◆ Tujuan
Tuliskan lanjutan teks tentang keamanan situs e-commerce, mulai setelah kalimat terakhir yang ditampilkan.

◆ Kutipan Teks
————————
Jumat, 09 Mei 2008

KEAMANAN E-COMMERCE

Salah satu yang perlu dijadikan perhatian adalah masalah keamanan situs E-Commerce tersebut. Keamanan menjadi sangat penting, dikarenakan situs E-Commerce sering dijadikan sasaran kejahatan internet. Apabila dipersempit kembali permasalahannya, maka yang menjadi inti adalah adanya pencurian data (konsumen) pribadi seperti alamat dan nomor kartu kredit yang nantinya dipergunakan untuk melakukan kejahatan internet seperti “Carding”.
Tampaknya, aspek keamanan situs E-Commerce ini belum tersentuh oleh peraturan. Kita bisa dengan bebas membangun sebuah situs internet kapan saja, dan dimana saja. Hal ini cukup membahayakan bagi konsumen yang ingin melakukan transaksi E-Commerce secara online. Tidak ada standarisasi situs E-Commerce mungkin tidak akan begitu memberikan pengaruh yang signifikan, terutama bagi situs-situs “toko online” yang terkenal atau “pemain lama”. Permasalahannya adalah situs E-Commerce baru. Di sisi pemilik situs, mereka akan kesulitan mendapatkan pelanggan karena mereka belum punya “nama”.
————————
◆ Cuplikan Catatan
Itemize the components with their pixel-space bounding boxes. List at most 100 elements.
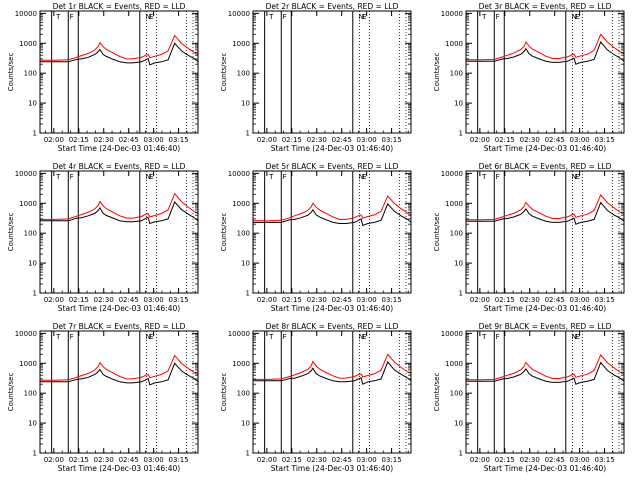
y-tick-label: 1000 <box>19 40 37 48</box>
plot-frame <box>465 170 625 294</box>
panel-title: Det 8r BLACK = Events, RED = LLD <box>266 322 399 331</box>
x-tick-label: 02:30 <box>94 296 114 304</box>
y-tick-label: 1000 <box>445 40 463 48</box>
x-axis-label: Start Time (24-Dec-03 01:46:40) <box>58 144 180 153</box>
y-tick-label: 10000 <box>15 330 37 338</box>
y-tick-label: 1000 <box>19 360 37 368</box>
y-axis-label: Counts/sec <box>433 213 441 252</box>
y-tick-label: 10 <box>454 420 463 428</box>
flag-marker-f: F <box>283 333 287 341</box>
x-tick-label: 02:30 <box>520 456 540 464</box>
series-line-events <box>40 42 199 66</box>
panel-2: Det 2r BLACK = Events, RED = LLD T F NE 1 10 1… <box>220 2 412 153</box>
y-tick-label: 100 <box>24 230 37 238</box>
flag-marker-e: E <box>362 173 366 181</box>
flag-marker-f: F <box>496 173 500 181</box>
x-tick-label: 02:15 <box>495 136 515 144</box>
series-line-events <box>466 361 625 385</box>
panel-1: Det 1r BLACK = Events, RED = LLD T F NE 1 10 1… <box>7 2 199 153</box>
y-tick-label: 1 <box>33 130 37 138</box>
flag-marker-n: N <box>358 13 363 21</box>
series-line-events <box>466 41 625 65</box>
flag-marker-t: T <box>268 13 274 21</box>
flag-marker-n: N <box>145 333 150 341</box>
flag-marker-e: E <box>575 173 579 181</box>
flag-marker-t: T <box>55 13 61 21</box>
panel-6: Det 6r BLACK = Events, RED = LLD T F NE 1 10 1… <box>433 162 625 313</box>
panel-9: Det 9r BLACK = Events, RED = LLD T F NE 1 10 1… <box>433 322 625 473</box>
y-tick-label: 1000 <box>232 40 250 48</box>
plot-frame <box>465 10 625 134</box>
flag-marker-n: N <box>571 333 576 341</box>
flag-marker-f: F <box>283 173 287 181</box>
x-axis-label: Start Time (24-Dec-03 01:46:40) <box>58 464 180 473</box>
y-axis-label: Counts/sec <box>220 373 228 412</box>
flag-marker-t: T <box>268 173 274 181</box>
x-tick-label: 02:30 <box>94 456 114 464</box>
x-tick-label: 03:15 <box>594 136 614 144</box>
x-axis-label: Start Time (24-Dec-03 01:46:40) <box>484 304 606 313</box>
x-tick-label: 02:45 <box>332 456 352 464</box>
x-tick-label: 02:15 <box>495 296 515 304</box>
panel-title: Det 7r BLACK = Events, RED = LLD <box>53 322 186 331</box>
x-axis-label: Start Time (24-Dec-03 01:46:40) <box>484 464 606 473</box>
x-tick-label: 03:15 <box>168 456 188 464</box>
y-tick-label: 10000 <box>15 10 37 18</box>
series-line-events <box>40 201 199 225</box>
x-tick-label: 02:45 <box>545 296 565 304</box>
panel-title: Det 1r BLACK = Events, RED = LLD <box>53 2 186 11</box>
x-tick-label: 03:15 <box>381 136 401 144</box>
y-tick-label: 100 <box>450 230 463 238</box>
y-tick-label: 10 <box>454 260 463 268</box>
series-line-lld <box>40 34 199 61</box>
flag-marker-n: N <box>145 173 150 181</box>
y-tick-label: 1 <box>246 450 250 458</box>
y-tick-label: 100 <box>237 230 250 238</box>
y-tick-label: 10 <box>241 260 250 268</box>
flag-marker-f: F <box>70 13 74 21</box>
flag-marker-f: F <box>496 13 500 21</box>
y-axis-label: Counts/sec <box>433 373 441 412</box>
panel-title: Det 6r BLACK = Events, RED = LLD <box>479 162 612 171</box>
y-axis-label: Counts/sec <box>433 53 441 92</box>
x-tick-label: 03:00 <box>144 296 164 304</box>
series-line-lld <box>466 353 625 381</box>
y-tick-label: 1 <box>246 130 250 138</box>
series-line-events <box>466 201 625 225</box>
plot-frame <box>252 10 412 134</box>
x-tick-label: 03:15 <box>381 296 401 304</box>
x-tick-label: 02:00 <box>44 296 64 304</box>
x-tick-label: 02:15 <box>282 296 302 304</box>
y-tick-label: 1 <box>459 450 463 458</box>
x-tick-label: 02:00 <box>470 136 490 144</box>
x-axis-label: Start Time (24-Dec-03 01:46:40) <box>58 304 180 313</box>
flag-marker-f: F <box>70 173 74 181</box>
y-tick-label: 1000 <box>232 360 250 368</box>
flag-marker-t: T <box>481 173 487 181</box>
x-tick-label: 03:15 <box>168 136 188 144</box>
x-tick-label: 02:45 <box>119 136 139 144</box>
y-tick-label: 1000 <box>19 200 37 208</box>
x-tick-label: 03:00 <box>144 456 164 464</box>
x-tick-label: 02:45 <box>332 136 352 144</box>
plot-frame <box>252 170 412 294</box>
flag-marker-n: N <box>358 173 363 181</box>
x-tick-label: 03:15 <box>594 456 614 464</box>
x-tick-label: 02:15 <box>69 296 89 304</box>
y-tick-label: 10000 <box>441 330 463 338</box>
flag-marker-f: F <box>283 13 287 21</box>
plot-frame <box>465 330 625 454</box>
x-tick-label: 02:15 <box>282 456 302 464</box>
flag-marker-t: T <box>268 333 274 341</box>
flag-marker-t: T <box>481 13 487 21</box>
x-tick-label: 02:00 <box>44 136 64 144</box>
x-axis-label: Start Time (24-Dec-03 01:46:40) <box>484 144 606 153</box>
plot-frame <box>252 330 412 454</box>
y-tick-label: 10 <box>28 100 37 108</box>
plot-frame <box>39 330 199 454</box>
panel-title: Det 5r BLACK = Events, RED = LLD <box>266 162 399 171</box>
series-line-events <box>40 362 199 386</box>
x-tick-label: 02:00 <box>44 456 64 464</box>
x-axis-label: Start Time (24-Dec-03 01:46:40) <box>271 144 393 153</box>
————————
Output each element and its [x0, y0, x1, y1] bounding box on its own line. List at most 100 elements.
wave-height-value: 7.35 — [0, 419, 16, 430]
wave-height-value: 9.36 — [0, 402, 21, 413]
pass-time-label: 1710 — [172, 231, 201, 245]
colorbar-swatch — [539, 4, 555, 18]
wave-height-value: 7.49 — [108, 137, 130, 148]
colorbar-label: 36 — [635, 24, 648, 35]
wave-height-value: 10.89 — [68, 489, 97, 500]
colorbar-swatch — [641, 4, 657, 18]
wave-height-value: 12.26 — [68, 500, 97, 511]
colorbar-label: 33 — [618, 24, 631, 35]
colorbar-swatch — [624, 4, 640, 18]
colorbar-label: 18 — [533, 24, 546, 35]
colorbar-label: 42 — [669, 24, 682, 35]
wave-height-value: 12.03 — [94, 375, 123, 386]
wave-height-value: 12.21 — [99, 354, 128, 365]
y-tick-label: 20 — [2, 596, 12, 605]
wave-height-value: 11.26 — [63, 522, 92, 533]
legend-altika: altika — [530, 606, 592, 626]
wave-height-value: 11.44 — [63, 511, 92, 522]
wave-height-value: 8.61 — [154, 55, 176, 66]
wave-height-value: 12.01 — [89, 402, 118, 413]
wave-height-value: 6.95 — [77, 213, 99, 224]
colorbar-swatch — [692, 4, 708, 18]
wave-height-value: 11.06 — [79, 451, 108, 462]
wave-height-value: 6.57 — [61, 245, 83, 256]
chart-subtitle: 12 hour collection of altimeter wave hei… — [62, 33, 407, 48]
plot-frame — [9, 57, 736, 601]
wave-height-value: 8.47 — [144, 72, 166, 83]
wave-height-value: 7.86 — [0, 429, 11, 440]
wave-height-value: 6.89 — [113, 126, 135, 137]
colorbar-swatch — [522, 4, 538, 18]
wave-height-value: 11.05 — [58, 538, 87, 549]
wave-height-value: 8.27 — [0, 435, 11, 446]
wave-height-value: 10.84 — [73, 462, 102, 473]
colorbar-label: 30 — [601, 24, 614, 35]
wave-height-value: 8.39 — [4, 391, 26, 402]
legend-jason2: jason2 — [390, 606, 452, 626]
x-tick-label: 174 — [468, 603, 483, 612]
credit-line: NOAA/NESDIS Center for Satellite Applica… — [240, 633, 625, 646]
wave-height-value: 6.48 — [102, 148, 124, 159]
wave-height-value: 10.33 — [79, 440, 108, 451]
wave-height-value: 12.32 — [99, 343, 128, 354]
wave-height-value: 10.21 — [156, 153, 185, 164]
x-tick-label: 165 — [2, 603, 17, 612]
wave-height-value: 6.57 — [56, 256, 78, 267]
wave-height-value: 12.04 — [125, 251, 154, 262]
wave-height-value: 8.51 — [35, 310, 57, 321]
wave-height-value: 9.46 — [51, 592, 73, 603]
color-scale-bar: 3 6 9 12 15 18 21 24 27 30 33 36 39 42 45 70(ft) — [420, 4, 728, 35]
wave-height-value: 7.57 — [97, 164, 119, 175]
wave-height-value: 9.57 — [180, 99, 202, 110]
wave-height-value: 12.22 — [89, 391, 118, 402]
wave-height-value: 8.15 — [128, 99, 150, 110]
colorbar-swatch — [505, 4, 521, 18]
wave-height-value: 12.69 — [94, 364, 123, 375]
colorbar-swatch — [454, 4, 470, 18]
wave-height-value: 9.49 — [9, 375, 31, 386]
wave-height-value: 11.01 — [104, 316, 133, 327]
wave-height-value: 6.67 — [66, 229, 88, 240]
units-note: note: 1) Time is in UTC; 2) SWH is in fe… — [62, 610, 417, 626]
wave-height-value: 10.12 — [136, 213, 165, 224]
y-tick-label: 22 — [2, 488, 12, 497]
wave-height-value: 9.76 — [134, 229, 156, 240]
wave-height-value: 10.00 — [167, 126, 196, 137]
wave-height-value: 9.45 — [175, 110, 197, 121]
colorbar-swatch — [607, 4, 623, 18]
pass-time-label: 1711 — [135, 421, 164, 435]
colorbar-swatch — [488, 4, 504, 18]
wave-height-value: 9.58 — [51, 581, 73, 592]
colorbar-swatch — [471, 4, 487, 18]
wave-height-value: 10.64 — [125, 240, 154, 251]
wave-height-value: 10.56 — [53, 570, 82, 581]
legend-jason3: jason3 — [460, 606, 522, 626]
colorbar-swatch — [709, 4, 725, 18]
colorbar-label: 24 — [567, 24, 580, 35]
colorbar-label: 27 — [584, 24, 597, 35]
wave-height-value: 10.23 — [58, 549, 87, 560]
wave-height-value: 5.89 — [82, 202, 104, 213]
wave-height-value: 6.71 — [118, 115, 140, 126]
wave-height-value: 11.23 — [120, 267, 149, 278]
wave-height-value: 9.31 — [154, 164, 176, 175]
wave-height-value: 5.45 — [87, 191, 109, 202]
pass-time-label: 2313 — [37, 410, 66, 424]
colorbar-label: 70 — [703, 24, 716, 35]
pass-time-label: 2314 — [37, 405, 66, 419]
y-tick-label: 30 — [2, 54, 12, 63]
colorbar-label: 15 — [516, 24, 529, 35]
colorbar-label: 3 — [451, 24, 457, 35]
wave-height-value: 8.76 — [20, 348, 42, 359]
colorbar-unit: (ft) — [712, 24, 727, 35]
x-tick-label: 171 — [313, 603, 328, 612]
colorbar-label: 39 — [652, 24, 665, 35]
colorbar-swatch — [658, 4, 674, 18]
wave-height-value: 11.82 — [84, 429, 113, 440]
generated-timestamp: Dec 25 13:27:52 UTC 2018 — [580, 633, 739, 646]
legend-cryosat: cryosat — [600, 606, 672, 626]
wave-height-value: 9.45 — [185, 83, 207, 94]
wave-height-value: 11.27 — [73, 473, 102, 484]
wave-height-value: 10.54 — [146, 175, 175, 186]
————————
◆ Jawaban Latihan
Kejahatan dalam dunia internet biasanya disebut dengan cybercrime. Cybercrime ini sangat merugikan para konsumen dan pihak pedagang yang sedang melakukan transaksi maupun kgiatan di dalam internet.

Cybercrime
1.Pencurian kartu kredit
2.Hacking dan Cracking beberapa situs
3.Penyadapan transmisi data dgn cara menyiapkan perintah yang tidak dikehendaki ke dalam program computer

Dalam cybercrime dimungkinkan adanya :
o Delik Formil
masuk ke komputer orang lain tanpa ijin
oDelik materiil
menimbulkan kerugian bagi orang lain

Kasus-kasus Cybercrime
lPenipuan lelang online
lPenipuan saham online
lPenipuan pemasaran berjenjang online
lPenipuan kartu kredit

Konsep dasar yang berkaitan dengan kemanan e-commerce:
·Security Policy
Satu set aturan yang diterapkan pada semua kegiatan pengaman pada sistem komunikasi dan komputer yang dimiliki oleh organisasi yang bersangkutan.
· Authorizatio
Bagian dari security policy, berupa pemberian kekuatan secara hukum kepada pengguna / user untuk melakukan segala aktivitas nya.
· Accountability
Bagian yg mendasari security policy. Dimana bila individu yang berhak ingin mengakses accountnya harus dijamin oleh securiy policy tsb. Bahwa ia benar-benar bisa melakukan segala aktivitasnya.
· A Threat
Kemungkinan munculnya seseorang, sesuatu atau kejadian yg bisa membahayakan aset-aset yg berharga khsusnya yg berhubungan dengan tujuan keamanan.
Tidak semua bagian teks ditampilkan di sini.